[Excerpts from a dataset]

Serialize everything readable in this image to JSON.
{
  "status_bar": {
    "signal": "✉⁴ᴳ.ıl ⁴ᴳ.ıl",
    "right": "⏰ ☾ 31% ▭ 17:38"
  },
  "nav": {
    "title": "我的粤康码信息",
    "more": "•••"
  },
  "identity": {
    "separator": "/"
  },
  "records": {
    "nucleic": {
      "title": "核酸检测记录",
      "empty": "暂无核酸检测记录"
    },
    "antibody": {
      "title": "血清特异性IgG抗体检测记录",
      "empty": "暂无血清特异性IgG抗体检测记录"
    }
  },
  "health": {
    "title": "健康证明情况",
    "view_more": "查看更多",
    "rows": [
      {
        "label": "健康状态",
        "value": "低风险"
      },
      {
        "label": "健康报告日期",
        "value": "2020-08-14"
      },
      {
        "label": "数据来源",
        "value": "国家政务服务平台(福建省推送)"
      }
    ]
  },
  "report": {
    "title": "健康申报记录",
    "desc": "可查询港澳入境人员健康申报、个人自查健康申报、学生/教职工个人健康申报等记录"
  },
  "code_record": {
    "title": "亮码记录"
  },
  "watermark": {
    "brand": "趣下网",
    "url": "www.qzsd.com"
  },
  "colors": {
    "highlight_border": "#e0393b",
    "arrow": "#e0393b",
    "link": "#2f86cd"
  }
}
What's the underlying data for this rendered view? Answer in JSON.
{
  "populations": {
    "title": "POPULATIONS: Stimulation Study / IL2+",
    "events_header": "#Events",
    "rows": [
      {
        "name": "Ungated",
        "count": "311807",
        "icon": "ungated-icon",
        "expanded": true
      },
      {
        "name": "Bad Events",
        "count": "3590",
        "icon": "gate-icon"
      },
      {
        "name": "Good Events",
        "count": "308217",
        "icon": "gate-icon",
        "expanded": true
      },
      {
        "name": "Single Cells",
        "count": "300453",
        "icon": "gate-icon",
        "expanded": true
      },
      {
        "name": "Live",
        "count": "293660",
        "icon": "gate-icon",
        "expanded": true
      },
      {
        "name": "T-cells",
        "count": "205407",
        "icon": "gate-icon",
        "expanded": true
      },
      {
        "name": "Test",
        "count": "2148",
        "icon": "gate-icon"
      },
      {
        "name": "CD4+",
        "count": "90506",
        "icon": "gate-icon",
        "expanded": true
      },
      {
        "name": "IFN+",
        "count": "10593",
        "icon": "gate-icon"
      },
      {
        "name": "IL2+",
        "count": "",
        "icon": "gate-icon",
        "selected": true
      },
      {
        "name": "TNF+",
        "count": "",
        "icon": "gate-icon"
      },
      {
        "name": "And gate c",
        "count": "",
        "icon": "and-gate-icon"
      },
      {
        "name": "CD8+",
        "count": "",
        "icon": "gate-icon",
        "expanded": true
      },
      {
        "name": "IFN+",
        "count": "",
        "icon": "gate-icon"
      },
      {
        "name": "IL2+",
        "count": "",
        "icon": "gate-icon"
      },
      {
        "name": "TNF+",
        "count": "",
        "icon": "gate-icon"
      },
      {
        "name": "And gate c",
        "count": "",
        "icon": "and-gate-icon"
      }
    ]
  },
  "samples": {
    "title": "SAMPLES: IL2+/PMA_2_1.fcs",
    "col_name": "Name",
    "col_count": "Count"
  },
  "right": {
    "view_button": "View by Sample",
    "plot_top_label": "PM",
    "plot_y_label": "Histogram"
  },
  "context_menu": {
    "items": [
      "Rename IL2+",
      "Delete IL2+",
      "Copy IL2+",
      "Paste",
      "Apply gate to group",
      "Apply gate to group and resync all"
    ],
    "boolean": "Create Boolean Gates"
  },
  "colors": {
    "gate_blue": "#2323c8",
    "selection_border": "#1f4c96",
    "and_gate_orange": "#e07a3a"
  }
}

### Problem
Nothing in the data may be omitted; transcribe it exactly.

### Result of this exercise
Serialize everything readable in this image to JSON.
{
  "status_bar": {
    "signal": "✉⁴ᴳ.ıl ⁴ᴳ.ıl",
    "right": "⏰ ☾ 31% ▭ 17:38"
  },
  "nav": {
    "title": "我的粤康码信息",
    "more": "•••"
  },
  "identity": {
    "separator": "/"
  },
  "records": {
    "nucleic": {
      "title": "核酸检测记录",
      "empty": "暂无核酸检测记录"
    },
    "antibody": {
      "title": "血清特异性IgG抗体检测记录",
      "empty": "暂无血清特异性IgG抗体检测记录"
    }
  },
  "health": {
    "title": "健康证明情况",
    "view_more": "查看更多",
    "rows": [
      {
        "label": "健康状态",
        "value": "低风险"
      },
      {
        "label": "健康报告日期",
        "value": "2020-08-14"
      },
      {
        "label": "数据来源",
        "value": "国家政务服务平台(福建省推送)"
      }
    ]
  },
  "report": {
    "title": "健康申报记录",
    "desc": "可查询港澳入境人员健康申报、个人自查健康申报、学生/教职工个人健康申报等记录"
  },
  "code_record": {
    "title": "亮码记录"
  },
  "watermark": {
    "brand": "趣下网",
    "url": "www.qzsd.com"
  },
  "colors": {
    "highlight_border": "#e0393b",
    "arrow": "#e0393b",
    "link": "#2f86cd"
  }
}
What's the underlying data for this rendered view? Answer in JSON.
{
  "populations": {
    "title": "POPULATIONS: Stimulation Study / IL2+",
    "events_header": "#Events",
    "rows": [
      {
        "name": "Ungated",
        "count": "311807",
        "icon": "ungated-icon",
        "expanded": true
      },
      {
        "name": "Bad Events",
        "count": "3590",
        "icon": "gate-icon"
      },
      {
        "name": "Good Events",
        "count": "308217",
        "icon": "gate-icon",
        "expanded": true
      },
      {
        "name": "Single Cells",
        "count": "300453",
        "icon": "gate-icon",
        "expanded": true
      },
      {
        "name": "Live",
        "count": "293660",
        "icon": "gate-icon",
        "expanded": true
      },
      {
        "name": "T-cells",
        "count": "205407",
        "icon": "gate-icon",
        "expanded": true
      },
      {
        "name": "Test",
        "count": "2148",
        "icon": "gate-icon"
      },
      {
        "name": "CD4+",
        "count": "90506",
        "icon": "gate-icon",
        "expanded": true
      },
      {
        "name": "IFN+",
        "count": "10593",
        "icon": "gate-icon"
      },
      {
        "name": "IL2+",
        "count": "",
        "icon": "gate-icon",
        "selected": true
      },
      {
        "name": "TNF+",
        "count": "",
        "icon": "gate-icon"
      },
      {
        "name": "And gate c",
        "count": "",
        "icon": "and-gate-icon"
      },
      {
        "name": "CD8+",
        "count": "",
        "icon": "gate-icon",
        "expanded": true
      },
      {
        "name": "IFN+",
        "count": "",
        "icon": "gate-icon"
      },
      {
        "name": "IL2+",
        "count": "",
        "icon": "gate-icon"
      },
      {
        "name": "TNF+",
        "count": "",
        "icon": "gate-icon"
      },
      {
        "name": "And gate c",
        "count": "",
        "icon": "and-gate-icon"
      }
    ]
  },
  "samples": {
    "title": "SAMPLES: IL2+/PMA_2_1.fcs",
    "col_name": "Name",
    "col_count": "Count"
  },
  "right": {
    "view_button": "View by Sample",
    "plot_top_label": "PM",
    "plot_y_label": "Histogram"
  },
  "context_menu": {
    "items": [
      "Rename IL2+",
      "Delete IL2+",
      "Copy IL2+",
      "Paste",
      "Apply gate to group",
      "Apply gate to group and resync all"
    ],
    "boolean": "Create Boolean Gates"
  },
  "colors": {
    "gate_blue": "#2323c8",
    "selection_border": "#1f4c96",
    "and_gate_orange": "#e07a3a"
  }
}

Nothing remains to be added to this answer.